• **Your objective**
Could you transcribe every record below exactly as written, leaving out any pictures?

• **Data lines**
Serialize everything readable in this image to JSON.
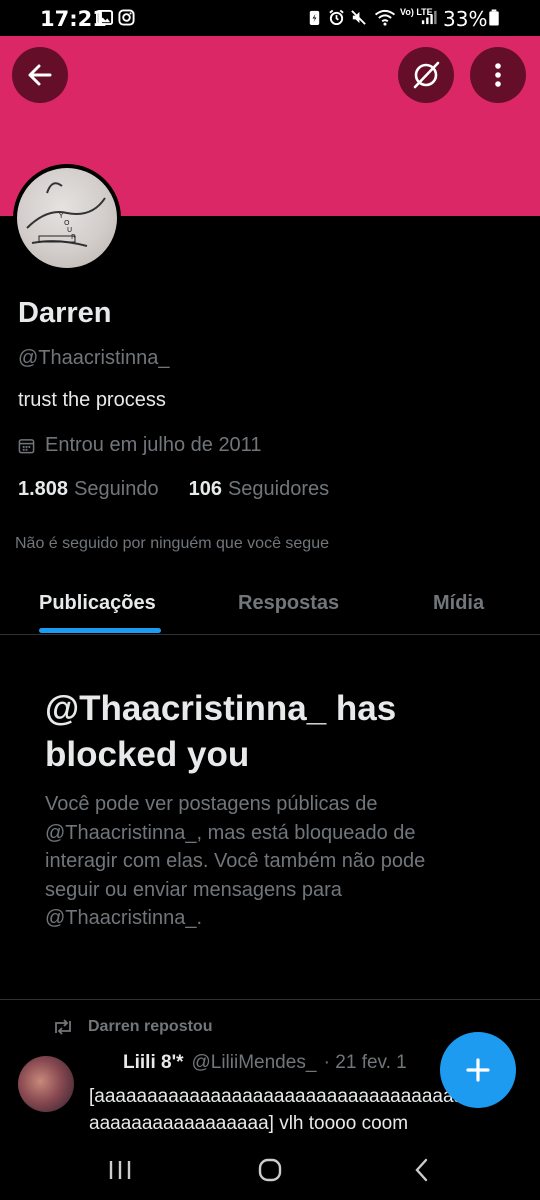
{
  "status_bar": {
    "time": "17:21",
    "network": "Vo) LTE",
    "battery": "33%",
    "icons": [
      "gallery-icon",
      "instagram-icon",
      "battery-saver-icon",
      "alarm-icon",
      "mute-icon",
      "wifi-icon",
      "signal-icon",
      "battery-icon"
    ]
  },
  "header": {
    "banner_color": "#dc2766",
    "back_icon": "arrow-left-icon",
    "grok_icon": "grok-icon",
    "more_icon": "more-vertical-icon"
  },
  "profile": {
    "name": "Darren",
    "handle": "@Thaacristinna_",
    "bio": "trust the process",
    "joined": "Entrou em julho de 2011",
    "following_count": "1.808",
    "following_label": "Seguindo",
    "followers_count": "106",
    "followers_label": "Seguidores",
    "followed_by": "Não é seguido por ninguém que você segue"
  },
  "tabs": [
    {
      "label": "Publicações",
      "active": true
    },
    {
      "label": "Respostas",
      "active": false
    },
    {
      "label": "Mídia",
      "active": false
    }
  ],
  "blocked": {
    "title": "@Thaacristinna_ has blocked you",
    "body": "Você pode ver postagens públicas de @Thaacristinna_, mas está bloqueado de interagir com elas. Você também não pode seguir ou enviar mensagens para @Thaacristinna_."
  },
  "repost": {
    "label": "Darren repostou",
    "author_name": "Liili 8'*",
    "author_handle": "@LiliiMendes_",
    "date": "· 21 fev. 1",
    "text_line1": "[aaaaaaaaaaaaaaaaaaaaaaaaaaaaaaaaaaa",
    "text_line2": "aaaaaaaaaaaaaaaaa] vlh toooo coom"
  },
  "fab_icon": "plus-icon",
  "colors": {
    "accent": "#1d9bf0",
    "muted_text": "#71767b",
    "primary_text": "#e7e9ea"
  }
}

• **Response to the task**
Serialize everything readable in this image to JSON.
{
  "status_bar": {
    "time": "17:21",
    "network": "Vo) LTE",
    "battery": "33%",
    "icons": [
      "gallery-icon",
      "instagram-icon",
      "battery-saver-icon",
      "alarm-icon",
      "mute-icon",
      "wifi-icon",
      "signal-icon",
      "battery-icon"
    ]
  },
  "header": {
    "banner_color": "#dc2766",
    "back_icon": "arrow-left-icon",
    "grok_icon": "grok-icon",
    "more_icon": "more-vertical-icon"
  },
  "profile": {
    "name": "Darren",
    "handle": "@Thaacristinna_",
    "bio": "trust the process",
    "joined": "Entrou em julho de 2011",
    "following_count": "1.808",
    "following_label": "Seguindo",
    "followers_count": "106",
    "followers_label": "Seguidores",
    "followed_by": "Não é seguido por ninguém que você segue"
  },
  "tabs": [
    {
      "label": "Publicações",
      "active": true
    },
    {
      "label": "Respostas",
      "active": false
    },
    {
      "label": "Mídia",
      "active": false
    }
  ],
  "blocked": {
    "title": "@Thaacristinna_ has blocked you",
    "body": "Você pode ver postagens públicas de @Thaacristinna_, mas está bloqueado de interagir com elas. Você também não pode seguir ou enviar mensagens para @Thaacristinna_."
  },
  "repost": {
    "label": "Darren repostou",
    "author_name": "Liili 8'*",
    "author_handle": "@LiliiMendes_",
    "date": "· 21 fev. 1",
    "text_line1": "[aaaaaaaaaaaaaaaaaaaaaaaaaaaaaaaaaaa",
    "text_line2": "aaaaaaaaaaaaaaaaa] vlh toooo coom"
  },
  "fab_icon": "plus-icon",
  "colors": {
    "accent": "#1d9bf0",
    "muted_text": "#71767b",
    "primary_text": "#e7e9ea"
  }
}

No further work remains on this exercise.